Type out the data exactly as given. Skip any image.

———

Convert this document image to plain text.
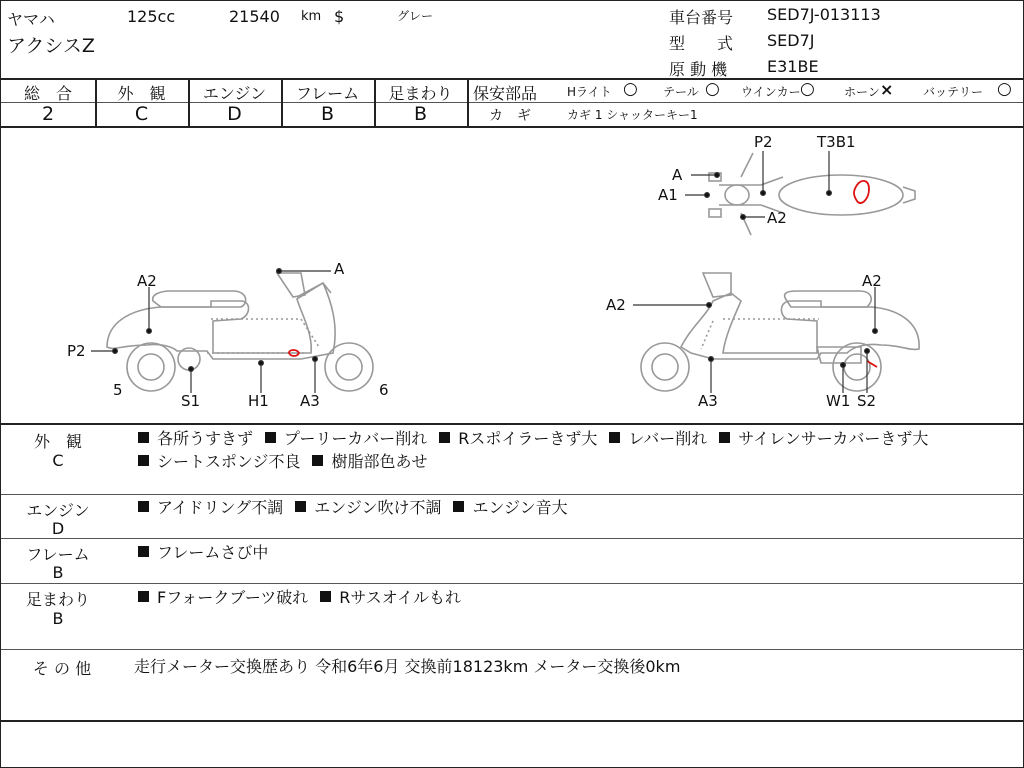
ヤマハ	125cc	21540 km $	グレー
アクシスZ
車台番号 SED7J-013113
型　　式 SED7J
原 動 機 E31BE
総　合	外　観	エンジン	フレーム	足まわり
2	C	D	B	B
保安部品 Hライト ○ テール ○ ウインカー ○ ホーン × バッテリー ○
カ　ギ	カギ 1 シャッターキー1
A
A2
P2
5
S1	H1 A3
6
A2
A2
A3	W1 S2
A
A1
P2	T3B1
A2
外　観
C
各所うすきず プーリーカバー削れ Rスポイラーきず大 レバー削れ サイレンサーカバーきず大
シートスポンジ不良 樹脂部色あせ
エンジン
D
アイドリング不調 エンジン吹け不調 エンジン音大
フレーム
B
フレームさび中
足まわり
B
Fフォークブーツ破れ Rサスオイルもれ
そ の 他	走行メーター交換歴あり 令和6年6月 交換前18123km メーター交換後0km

———

*WRITTEN RESPONSE*
Convert this document image to plain text.
ヤマハ	125cc	21540 km $	グレー
アクシスZ
車台番号 SED7J-013113
型　　式 SED7J
原 動 機 E31BE
総　合	外　観	エンジン	フレーム	足まわり
2	C	D	B	B
保安部品 Hライト ○ テール ○ ウインカー ○ ホーン × バッテリー ○
カ　ギ	カギ 1 シャッターキー1
A
A2
P2
5
S1	H1 A3
6
A2
A2
A3	W1 S2
A
A1
P2	T3B1
A2
外　観
C
各所うすきず プーリーカバー削れ Rスポイラーきず大 レバー削れ サイレンサーカバーきず大
シートスポンジ不良 樹脂部色あせ
エンジン
D
アイドリング不調 エンジン吹け不調 エンジン音大
フレーム
B
フレームさび中
足まわり
B
Fフォークブーツ破れ Rサスオイルもれ
そ の 他	走行メーター交換歴あり 令和6年6月 交換前18123km メーター交換後0km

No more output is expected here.